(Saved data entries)
◆ ◆ ◆ ◆ ◆

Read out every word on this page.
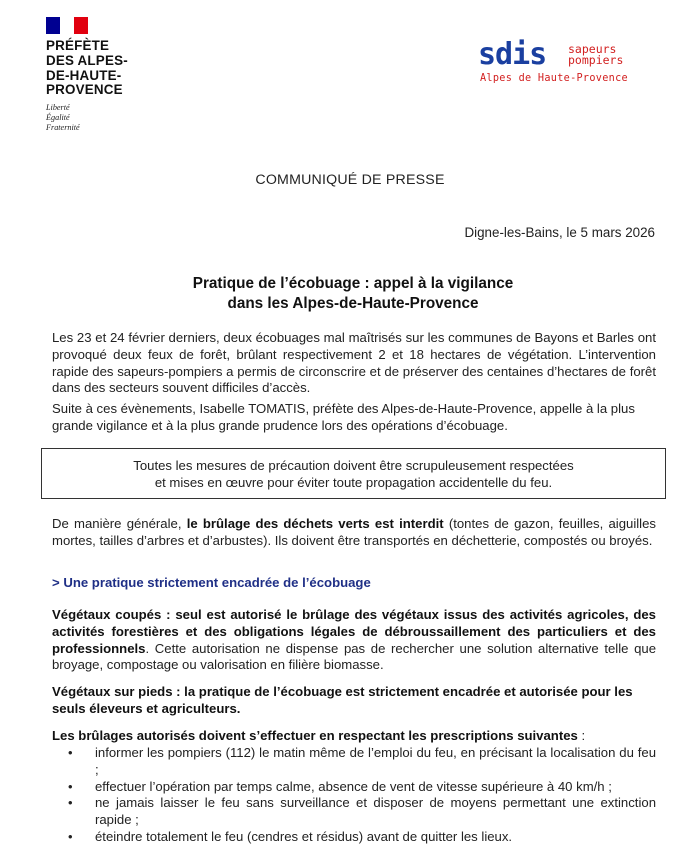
PRÉFÈTE
DES ALPES-
DE-HAUTE-
PROVENCE
Liberté
Égalité
Fraternité
sdis sapeurs
pompiers
Alpes de Haute-Provence
COMMUNIQUÉ DE PRESSE
Digne-les-Bains, le 5 mars 2026
Pratique de l’écobuage : appel à la vigilance
dans les Alpes-de-Haute-Provence
Les 23 et 24 février derniers, deux écobuages mal maîtrisés sur les communes de Bayons et Barles ont provoqué deux feux de forêt, brûlant respectivement 2 et 18 hectares de végétation. L’intervention rapide des sapeurs-pompiers a permis de circonscrire et de préserver des centaines d’hectares de forêt dans des secteurs souvent difficiles d’accès.
Suite à ces évènements, Isabelle TOMATIS, préfète des Alpes-de-Haute-Provence, appelle à la plus grande vigilance et à la plus grande prudence lors des opérations d’écobuage.
Toutes les mesures de précaution doivent être scrupuleusement respectées
et mises en œuvre pour éviter toute propagation accidentelle du feu.
De manière générale, le brûlage des déchets verts est interdit (tontes de gazon, feuilles, aiguilles mortes, tailles d’arbres et d’arbustes). Ils doivent être transportés en déchetterie, compostés ou broyés.
> Une pratique strictement encadrée de l’écobuage
Végétaux coupés : seul est autorisé le brûlage des végétaux issus des activités agricoles, des activités forestières et des obligations légales de débroussaillement des particuliers et des professionnels. Cette autorisation ne dispense pas de rechercher une solution alternative telle que broyage, compostage ou valorisation en filière biomasse.
Végétaux sur pieds : la pratique de l’écobuage est strictement encadrée et autorisée pour les seuls éleveurs et agriculteurs.
Les brûlages autorisés doivent s’effectuer en respectant les prescriptions suivantes :
• informer les pompiers (112) le matin même de l’emploi du feu, en précisant la localisation du feu ;
• effectuer l’opération par temps calme, absence de vent de vitesse supérieure à 40 km/h ;
• ne jamais laisser le feu sans surveillance et disposer de moyens permettant une extinction rapide ;
• éteindre totalement le feu (cendres et résidus) avant de quitter les lieux.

◆ ◆ ◆ ◆ ◆

Task goal → From the listing above, copy every line that holds the string "pour".

Result of the exercise →
et mises en œuvre pour éviter toute propagation accidentelle du feu.
Végétaux sur pieds : la pratique de l’écobuage est strictement encadrée et autorisée pour les seuls éleveurs et agriculteurs.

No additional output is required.